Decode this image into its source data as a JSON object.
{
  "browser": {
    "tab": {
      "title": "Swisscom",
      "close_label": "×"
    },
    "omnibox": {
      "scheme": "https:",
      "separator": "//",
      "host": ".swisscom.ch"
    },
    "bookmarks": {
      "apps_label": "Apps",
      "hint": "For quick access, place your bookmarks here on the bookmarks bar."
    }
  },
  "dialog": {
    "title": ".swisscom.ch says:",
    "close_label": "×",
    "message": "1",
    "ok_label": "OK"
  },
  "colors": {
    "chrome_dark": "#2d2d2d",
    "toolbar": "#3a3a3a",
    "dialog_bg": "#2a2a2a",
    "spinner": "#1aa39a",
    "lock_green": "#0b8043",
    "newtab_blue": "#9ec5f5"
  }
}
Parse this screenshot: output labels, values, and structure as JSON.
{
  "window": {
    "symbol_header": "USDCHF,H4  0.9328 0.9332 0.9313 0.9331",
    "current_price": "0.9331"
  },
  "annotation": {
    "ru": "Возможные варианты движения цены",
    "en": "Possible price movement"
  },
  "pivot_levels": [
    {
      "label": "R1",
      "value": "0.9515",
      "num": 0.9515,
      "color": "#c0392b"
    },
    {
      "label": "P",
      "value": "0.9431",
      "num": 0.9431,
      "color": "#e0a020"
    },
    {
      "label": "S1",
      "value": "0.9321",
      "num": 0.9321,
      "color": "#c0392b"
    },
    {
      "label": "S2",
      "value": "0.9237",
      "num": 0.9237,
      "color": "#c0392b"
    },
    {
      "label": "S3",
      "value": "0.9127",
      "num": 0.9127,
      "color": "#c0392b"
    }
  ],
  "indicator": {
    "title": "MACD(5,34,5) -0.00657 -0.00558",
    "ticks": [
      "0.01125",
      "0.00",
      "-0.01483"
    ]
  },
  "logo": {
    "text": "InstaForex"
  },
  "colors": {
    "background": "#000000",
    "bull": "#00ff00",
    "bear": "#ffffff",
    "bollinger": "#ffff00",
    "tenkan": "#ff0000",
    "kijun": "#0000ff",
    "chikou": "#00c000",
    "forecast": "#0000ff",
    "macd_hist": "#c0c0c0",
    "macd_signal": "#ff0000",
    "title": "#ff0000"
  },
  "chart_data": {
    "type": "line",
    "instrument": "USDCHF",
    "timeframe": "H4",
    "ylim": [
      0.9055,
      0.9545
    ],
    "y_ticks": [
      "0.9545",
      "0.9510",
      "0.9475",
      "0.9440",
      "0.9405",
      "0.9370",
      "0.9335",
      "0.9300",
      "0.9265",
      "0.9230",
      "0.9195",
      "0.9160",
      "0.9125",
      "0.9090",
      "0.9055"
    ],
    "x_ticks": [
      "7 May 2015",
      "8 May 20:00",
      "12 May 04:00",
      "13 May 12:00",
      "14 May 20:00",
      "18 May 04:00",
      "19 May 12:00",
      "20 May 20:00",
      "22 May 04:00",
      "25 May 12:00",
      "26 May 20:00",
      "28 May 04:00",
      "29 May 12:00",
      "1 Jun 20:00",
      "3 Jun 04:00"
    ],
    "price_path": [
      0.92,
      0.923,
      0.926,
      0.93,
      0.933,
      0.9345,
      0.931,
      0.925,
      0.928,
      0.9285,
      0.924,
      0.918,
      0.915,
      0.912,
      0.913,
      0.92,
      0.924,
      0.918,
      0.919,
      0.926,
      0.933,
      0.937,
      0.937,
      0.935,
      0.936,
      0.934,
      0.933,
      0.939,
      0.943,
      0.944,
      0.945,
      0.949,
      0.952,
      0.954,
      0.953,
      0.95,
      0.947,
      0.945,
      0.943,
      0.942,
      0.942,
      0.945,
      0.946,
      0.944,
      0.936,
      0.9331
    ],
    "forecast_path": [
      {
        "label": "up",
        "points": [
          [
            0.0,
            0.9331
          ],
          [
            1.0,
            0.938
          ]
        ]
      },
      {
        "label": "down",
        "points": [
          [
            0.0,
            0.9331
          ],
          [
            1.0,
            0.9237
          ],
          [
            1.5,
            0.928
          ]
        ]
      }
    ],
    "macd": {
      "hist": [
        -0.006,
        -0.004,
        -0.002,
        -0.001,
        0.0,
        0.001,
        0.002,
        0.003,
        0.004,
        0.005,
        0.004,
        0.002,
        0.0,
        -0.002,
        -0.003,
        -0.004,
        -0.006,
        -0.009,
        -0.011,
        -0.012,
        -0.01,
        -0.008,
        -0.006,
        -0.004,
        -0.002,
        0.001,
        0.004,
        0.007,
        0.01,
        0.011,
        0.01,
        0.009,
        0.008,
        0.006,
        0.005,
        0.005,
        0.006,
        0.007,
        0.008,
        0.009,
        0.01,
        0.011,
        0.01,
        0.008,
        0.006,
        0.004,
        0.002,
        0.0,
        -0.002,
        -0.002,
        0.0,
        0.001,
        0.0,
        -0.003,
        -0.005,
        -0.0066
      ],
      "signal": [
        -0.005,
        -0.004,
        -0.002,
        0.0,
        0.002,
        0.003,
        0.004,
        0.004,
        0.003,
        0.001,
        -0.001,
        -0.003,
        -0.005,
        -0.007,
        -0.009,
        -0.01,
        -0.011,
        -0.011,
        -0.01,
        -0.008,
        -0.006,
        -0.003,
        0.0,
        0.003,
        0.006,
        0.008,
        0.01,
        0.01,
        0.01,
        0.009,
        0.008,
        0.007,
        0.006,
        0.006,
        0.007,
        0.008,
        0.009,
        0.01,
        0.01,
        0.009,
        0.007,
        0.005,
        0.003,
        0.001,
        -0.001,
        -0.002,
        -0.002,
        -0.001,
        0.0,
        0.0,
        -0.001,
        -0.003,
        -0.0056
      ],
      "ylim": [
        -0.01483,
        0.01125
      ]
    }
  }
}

→ **What this task involves**: Please quote the records above exactly, without skipping a line.

→ **Final answer**:
Decode this image into its source data as a JSON object.
{
  "browser": {
    "tab": {
      "title": "Swisscom",
      "close_label": "×"
    },
    "omnibox": {
      "scheme": "https:",
      "separator": "//",
      "host": ".swisscom.ch"
    },
    "bookmarks": {
      "apps_label": "Apps",
      "hint": "For quick access, place your bookmarks here on the bookmarks bar."
    }
  },
  "dialog": {
    "title": ".swisscom.ch says:",
    "close_label": "×",
    "message": "1",
    "ok_label": "OK"
  },
  "colors": {
    "chrome_dark": "#2d2d2d",
    "toolbar": "#3a3a3a",
    "dialog_bg": "#2a2a2a",
    "spinner": "#1aa39a",
    "lock_green": "#0b8043",
    "newtab_blue": "#9ec5f5"
  }
}
Parse this screenshot: output labels, values, and structure as JSON.
{
  "window": {
    "symbol_header": "USDCHF,H4  0.9328 0.9332 0.9313 0.9331",
    "current_price": "0.9331"
  },
  "annotation": {
    "ru": "Возможные варианты движения цены",
    "en": "Possible price movement"
  },
  "pivot_levels": [
    {
      "label": "R1",
      "value": "0.9515",
      "num": 0.9515,
      "color": "#c0392b"
    },
    {
      "label": "P",
      "value": "0.9431",
      "num": 0.9431,
      "color": "#e0a020"
    },
    {
      "label": "S1",
      "value": "0.9321",
      "num": 0.9321,
      "color": "#c0392b"
    },
    {
      "label": "S2",
      "value": "0.9237",
      "num": 0.9237,
      "color": "#c0392b"
    },
    {
      "label": "S3",
      "value": "0.9127",
      "num": 0.9127,
      "color": "#c0392b"
    }
  ],
  "indicator": {
    "title": "MACD(5,34,5) -0.00657 -0.00558",
    "ticks": [
      "0.01125",
      "0.00",
      "-0.01483"
    ]
  },
  "logo": {
    "text": "InstaForex"
  },
  "colors": {
    "background": "#000000",
    "bull": "#00ff00",
    "bear": "#ffffff",
    "bollinger": "#ffff00",
    "tenkan": "#ff0000",
    "kijun": "#0000ff",
    "chikou": "#00c000",
    "forecast": "#0000ff",
    "macd_hist": "#c0c0c0",
    "macd_signal": "#ff0000",
    "title": "#ff0000"
  },
  "chart_data": {
    "type": "line",
    "instrument": "USDCHF",
    "timeframe": "H4",
    "ylim": [
      0.9055,
      0.9545
    ],
    "y_ticks": [
      "0.9545",
      "0.9510",
      "0.9475",
      "0.9440",
      "0.9405",
      "0.9370",
      "0.9335",
      "0.9300",
      "0.9265",
      "0.9230",
      "0.9195",
      "0.9160",
      "0.9125",
      "0.9090",
      "0.9055"
    ],
    "x_ticks": [
      "7 May 2015",
      "8 May 20:00",
      "12 May 04:00",
      "13 May 12:00",
      "14 May 20:00",
      "18 May 04:00",
      "19 May 12:00",
      "20 May 20:00",
      "22 May 04:00",
      "25 May 12:00",
      "26 May 20:00",
      "28 May 04:00",
      "29 May 12:00",
      "1 Jun 20:00",
      "3 Jun 04:00"
    ],
    "price_path": [
      0.92,
      0.923,
      0.926,
      0.93,
      0.933,
      0.9345,
      0.931,
      0.925,
      0.928,
      0.9285,
      0.924,
      0.918,
      0.915,
      0.912,
      0.913,
      0.92,
      0.924,
      0.918,
      0.919,
      0.926,
      0.933,
      0.937,
      0.937,
      0.935,
      0.936,
      0.934,
      0.933,
      0.939,
      0.943,
      0.944,
      0.945,
      0.949,
      0.952,
      0.954,
      0.953,
      0.95,
      0.947,
      0.945,
      0.943,
      0.942,
      0.942,
      0.945,
      0.946,
      0.944,
      0.936,
      0.9331
    ],
    "forecast_path": [
      {
        "label": "up",
        "points": [
          [
            0.0,
            0.9331
          ],
          [
            1.0,
            0.938
          ]
        ]
      },
      {
        "label": "down",
        "points": [
          [
            0.0,
            0.9331
          ],
          [
            1.0,
            0.9237
          ],
          [
            1.5,
            0.928
          ]
        ]
      }
    ],
    "macd": {
      "hist": [
        -0.006,
        -0.004,
        -0.002,
        -0.001,
        0.0,
        0.001,
        0.002,
        0.003,
        0.004,
        0.005,
        0.004,
        0.002,
        0.0,
        -0.002,
        -0.003,
        -0.004,
        -0.006,
        -0.009,
        -0.011,
        -0.012,
        -0.01,
        -0.008,
        -0.006,
        -0.004,
        -0.002,
        0.001,
        0.004,
        0.007,
        0.01,
        0.011,
        0.01,
        0.009,
        0.008,
        0.006,
        0.005,
        0.005,
        0.006,
        0.007,
        0.008,
        0.009,
        0.01,
        0.011,
        0.01,
        0.008,
        0.006,
        0.004,
        0.002,
        0.0,
        -0.002,
        -0.002,
        0.0,
        0.001,
        0.0,
        -0.003,
        -0.005,
        -0.0066
      ],
      "signal": [
        -0.005,
        -0.004,
        -0.002,
        0.0,
        0.002,
        0.003,
        0.004,
        0.004,
        0.003,
        0.001,
        -0.001,
        -0.003,
        -0.005,
        -0.007,
        -0.009,
        -0.01,
        -0.011,
        -0.011,
        -0.01,
        -0.008,
        -0.006,
        -0.003,
        0.0,
        0.003,
        0.006,
        0.008,
        0.01,
        0.01,
        0.01,
        0.009,
        0.008,
        0.007,
        0.006,
        0.006,
        0.007,
        0.008,
        0.009,
        0.01,
        0.01,
        0.009,
        0.007,
        0.005,
        0.003,
        0.001,
        -0.001,
        -0.002,
        -0.002,
        -0.001,
        0.0,
        0.0,
        -0.001,
        -0.003,
        -0.0056
      ],
      "ylim": [
        -0.01483,
        0.01125
      ]
    }
  }
}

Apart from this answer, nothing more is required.